[Written instruction] Copy out every record below with complete accuracy.

(Stored data)
####################

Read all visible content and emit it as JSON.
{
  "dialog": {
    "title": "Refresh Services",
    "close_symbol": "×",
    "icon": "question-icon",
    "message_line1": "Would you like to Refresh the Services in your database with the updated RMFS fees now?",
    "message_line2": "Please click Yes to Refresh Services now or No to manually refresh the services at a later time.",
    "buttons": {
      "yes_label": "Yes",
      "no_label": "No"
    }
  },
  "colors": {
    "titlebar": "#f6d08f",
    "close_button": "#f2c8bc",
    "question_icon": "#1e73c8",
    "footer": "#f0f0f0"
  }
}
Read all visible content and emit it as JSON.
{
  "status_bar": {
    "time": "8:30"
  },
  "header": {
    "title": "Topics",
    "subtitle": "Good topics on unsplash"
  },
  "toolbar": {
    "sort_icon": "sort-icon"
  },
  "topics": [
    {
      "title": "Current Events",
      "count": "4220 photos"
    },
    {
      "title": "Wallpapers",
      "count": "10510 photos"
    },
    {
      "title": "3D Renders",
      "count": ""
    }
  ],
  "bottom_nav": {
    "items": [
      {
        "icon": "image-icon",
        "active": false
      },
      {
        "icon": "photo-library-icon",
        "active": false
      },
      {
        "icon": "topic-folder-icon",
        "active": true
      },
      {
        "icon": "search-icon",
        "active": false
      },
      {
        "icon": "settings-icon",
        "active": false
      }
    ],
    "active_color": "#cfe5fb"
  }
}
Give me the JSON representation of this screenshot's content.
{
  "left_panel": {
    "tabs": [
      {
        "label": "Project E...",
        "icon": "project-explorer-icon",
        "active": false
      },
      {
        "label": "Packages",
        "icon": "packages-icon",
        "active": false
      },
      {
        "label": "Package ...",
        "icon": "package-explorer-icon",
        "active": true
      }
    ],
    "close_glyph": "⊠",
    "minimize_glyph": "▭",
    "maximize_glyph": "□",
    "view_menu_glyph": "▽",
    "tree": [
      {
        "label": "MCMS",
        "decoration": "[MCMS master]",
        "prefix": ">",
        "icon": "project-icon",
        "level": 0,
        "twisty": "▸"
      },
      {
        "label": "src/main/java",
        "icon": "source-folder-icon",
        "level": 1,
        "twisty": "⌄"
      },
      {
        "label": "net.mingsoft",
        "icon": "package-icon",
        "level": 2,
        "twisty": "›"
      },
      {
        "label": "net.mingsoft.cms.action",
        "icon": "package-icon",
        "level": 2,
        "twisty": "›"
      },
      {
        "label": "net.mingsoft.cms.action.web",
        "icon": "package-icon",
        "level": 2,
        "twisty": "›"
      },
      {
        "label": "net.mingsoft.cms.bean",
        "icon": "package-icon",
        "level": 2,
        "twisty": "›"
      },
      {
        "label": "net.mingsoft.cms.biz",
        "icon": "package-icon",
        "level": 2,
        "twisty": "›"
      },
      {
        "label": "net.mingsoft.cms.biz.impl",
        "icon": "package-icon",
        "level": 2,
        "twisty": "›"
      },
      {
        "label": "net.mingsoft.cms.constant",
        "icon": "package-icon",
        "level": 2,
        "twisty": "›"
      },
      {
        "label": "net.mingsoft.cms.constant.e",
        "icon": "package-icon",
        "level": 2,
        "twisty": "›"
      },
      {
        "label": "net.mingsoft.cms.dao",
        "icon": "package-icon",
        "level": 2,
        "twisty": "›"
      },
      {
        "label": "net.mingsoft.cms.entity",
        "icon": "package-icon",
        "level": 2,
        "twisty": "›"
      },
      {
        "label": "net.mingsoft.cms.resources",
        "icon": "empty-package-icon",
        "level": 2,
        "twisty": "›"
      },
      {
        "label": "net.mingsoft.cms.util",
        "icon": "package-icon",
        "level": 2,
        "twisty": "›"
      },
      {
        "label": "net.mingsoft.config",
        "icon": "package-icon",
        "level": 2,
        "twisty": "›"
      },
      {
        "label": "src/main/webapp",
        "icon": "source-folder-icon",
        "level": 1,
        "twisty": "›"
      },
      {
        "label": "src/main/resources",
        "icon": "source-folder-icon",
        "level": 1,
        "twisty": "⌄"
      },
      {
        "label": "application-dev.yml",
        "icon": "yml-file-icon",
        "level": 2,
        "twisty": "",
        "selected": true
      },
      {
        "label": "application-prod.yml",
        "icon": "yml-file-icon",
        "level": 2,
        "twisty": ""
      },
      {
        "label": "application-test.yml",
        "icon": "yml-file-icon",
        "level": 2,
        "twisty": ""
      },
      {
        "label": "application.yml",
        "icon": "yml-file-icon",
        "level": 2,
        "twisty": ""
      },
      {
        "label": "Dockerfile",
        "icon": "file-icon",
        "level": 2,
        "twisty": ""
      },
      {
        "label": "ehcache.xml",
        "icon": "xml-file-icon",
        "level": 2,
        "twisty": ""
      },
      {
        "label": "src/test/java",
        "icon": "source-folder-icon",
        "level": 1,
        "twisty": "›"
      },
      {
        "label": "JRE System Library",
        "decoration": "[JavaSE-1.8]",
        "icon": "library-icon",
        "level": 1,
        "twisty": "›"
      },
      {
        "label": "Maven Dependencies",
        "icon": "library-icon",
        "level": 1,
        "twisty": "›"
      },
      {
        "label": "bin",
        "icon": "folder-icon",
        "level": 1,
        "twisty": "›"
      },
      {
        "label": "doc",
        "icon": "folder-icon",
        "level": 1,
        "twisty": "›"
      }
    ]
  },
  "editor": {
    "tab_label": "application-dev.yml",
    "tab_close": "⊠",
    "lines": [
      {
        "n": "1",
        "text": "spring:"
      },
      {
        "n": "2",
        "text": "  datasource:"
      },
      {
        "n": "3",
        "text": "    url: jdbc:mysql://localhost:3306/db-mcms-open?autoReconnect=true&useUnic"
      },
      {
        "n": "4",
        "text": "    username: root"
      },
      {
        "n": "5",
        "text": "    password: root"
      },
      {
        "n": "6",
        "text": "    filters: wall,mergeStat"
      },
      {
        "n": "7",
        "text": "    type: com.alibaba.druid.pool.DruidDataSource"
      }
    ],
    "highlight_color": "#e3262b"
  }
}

####################

[Written reply]
Read all visible content and emit it as JSON.
{
  "dialog": {
    "title": "Refresh Services",
    "close_symbol": "×",
    "icon": "question-icon",
    "message_line1": "Would you like to Refresh the Services in your database with the updated RMFS fees now?",
    "message_line2": "Please click Yes to Refresh Services now or No to manually refresh the services at a later time.",
    "buttons": {
      "yes_label": "Yes",
      "no_label": "No"
    }
  },
  "colors": {
    "titlebar": "#f6d08f",
    "close_button": "#f2c8bc",
    "question_icon": "#1e73c8",
    "footer": "#f0f0f0"
  }
}
Read all visible content and emit it as JSON.
{
  "status_bar": {
    "time": "8:30"
  },
  "header": {
    "title": "Topics",
    "subtitle": "Good topics on unsplash"
  },
  "toolbar": {
    "sort_icon": "sort-icon"
  },
  "topics": [
    {
      "title": "Current Events",
      "count": "4220 photos"
    },
    {
      "title": "Wallpapers",
      "count": "10510 photos"
    },
    {
      "title": "3D Renders",
      "count": ""
    }
  ],
  "bottom_nav": {
    "items": [
      {
        "icon": "image-icon",
        "active": false
      },
      {
        "icon": "photo-library-icon",
        "active": false
      },
      {
        "icon": "topic-folder-icon",
        "active": true
      },
      {
        "icon": "search-icon",
        "active": false
      },
      {
        "icon": "settings-icon",
        "active": false
      }
    ],
    "active_color": "#cfe5fb"
  }
}
Give me the JSON representation of this screenshot's content.
{
  "left_panel": {
    "tabs": [
      {
        "label": "Project E...",
        "icon": "project-explorer-icon",
        "active": false
      },
      {
        "label": "Packages",
        "icon": "packages-icon",
        "active": false
      },
      {
        "label": "Package ...",
        "icon": "package-explorer-icon",
        "active": true
      }
    ],
    "close_glyph": "⊠",
    "minimize_glyph": "▭",
    "maximize_glyph": "□",
    "view_menu_glyph": "▽",
    "tree": [
      {
        "label": "MCMS",
        "decoration": "[MCMS master]",
        "prefix": ">",
        "icon": "project-icon",
        "level": 0,
        "twisty": "▸"
      },
      {
        "label": "src/main/java",
        "icon": "source-folder-icon",
        "level": 1,
        "twisty": "⌄"
      },
      {
        "label": "net.mingsoft",
        "icon": "package-icon",
        "level": 2,
        "twisty": "›"
      },
      {
        "label": "net.mingsoft.cms.action",
        "icon": "package-icon",
        "level": 2,
        "twisty": "›"
      },
      {
        "label": "net.mingsoft.cms.action.web",
        "icon": "package-icon",
        "level": 2,
        "twisty": "›"
      },
      {
        "label": "net.mingsoft.cms.bean",
        "icon": "package-icon",
        "level": 2,
        "twisty": "›"
      },
      {
        "label": "net.mingsoft.cms.biz",
        "icon": "package-icon",
        "level": 2,
        "twisty": "›"
      },
      {
        "label": "net.mingsoft.cms.biz.impl",
        "icon": "package-icon",
        "level": 2,
        "twisty": "›"
      },
      {
        "label": "net.mingsoft.cms.constant",
        "icon": "package-icon",
        "level": 2,
        "twisty": "›"
      },
      {
        "label": "net.mingsoft.cms.constant.e",
        "icon": "package-icon",
        "level": 2,
        "twisty": "›"
      },
      {
        "label": "net.mingsoft.cms.dao",
        "icon": "package-icon",
        "level": 2,
        "twisty": "›"
      },
      {
        "label": "net.mingsoft.cms.entity",
        "icon": "package-icon",
        "level": 2,
        "twisty": "›"
      },
      {
        "label": "net.mingsoft.cms.resources",
        "icon": "empty-package-icon",
        "level": 2,
        "twisty": "›"
      },
      {
        "label": "net.mingsoft.cms.util",
        "icon": "package-icon",
        "level": 2,
        "twisty": "›"
      },
      {
        "label": "net.mingsoft.config",
        "icon": "package-icon",
        "level": 2,
        "twisty": "›"
      },
      {
        "label": "src/main/webapp",
        "icon": "source-folder-icon",
        "level": 1,
        "twisty": "›"
      },
      {
        "label": "src/main/resources",
        "icon": "source-folder-icon",
        "level": 1,
        "twisty": "⌄"
      },
      {
        "label": "application-dev.yml",
        "icon": "yml-file-icon",
        "level": 2,
        "twisty": "",
        "selected": true
      },
      {
        "label": "application-prod.yml",
        "icon": "yml-file-icon",
        "level": 2,
        "twisty": ""
      },
      {
        "label": "application-test.yml",
        "icon": "yml-file-icon",
        "level": 2,
        "twisty": ""
      },
      {
        "label": "application.yml",
        "icon": "yml-file-icon",
        "level": 2,
        "twisty": ""
      },
      {
        "label": "Dockerfile",
        "icon": "file-icon",
        "level": 2,
        "twisty": ""
      },
      {
        "label": "ehcache.xml",
        "icon": "xml-file-icon",
        "level": 2,
        "twisty": ""
      },
      {
        "label": "src/test/java",
        "icon": "source-folder-icon",
        "level": 1,
        "twisty": "›"
      },
      {
        "label": "JRE System Library",
        "decoration": "[JavaSE-1.8]",
        "icon": "library-icon",
        "level": 1,
        "twisty": "›"
      },
      {
        "label": "Maven Dependencies",
        "icon": "library-icon",
        "level": 1,
        "twisty": "›"
      },
      {
        "label": "bin",
        "icon": "folder-icon",
        "level": 1,
        "twisty": "›"
      },
      {
        "label": "doc",
        "icon": "folder-icon",
        "level": 1,
        "twisty": "›"
      }
    ]
  },
  "editor": {
    "tab_label": "application-dev.yml",
    "tab_close": "⊠",
    "lines": [
      {
        "n": "1",
        "text": "spring:"
      },
      {
        "n": "2",
        "text": "  datasource:"
      },
      {
        "n": "3",
        "text": "    url: jdbc:mysql://localhost:3306/db-mcms-open?autoReconnect=true&useUnic"
      },
      {
        "n": "4",
        "text": "    username: root"
      },
      {
        "n": "5",
        "text": "    password: root"
      },
      {
        "n": "6",
        "text": "    filters: wall,mergeStat"
      },
      {
        "n": "7",
        "text": "    type: com.alibaba.druid.pool.DruidDataSource"
      }
    ],
    "highlight_color": "#e3262b"
  }
}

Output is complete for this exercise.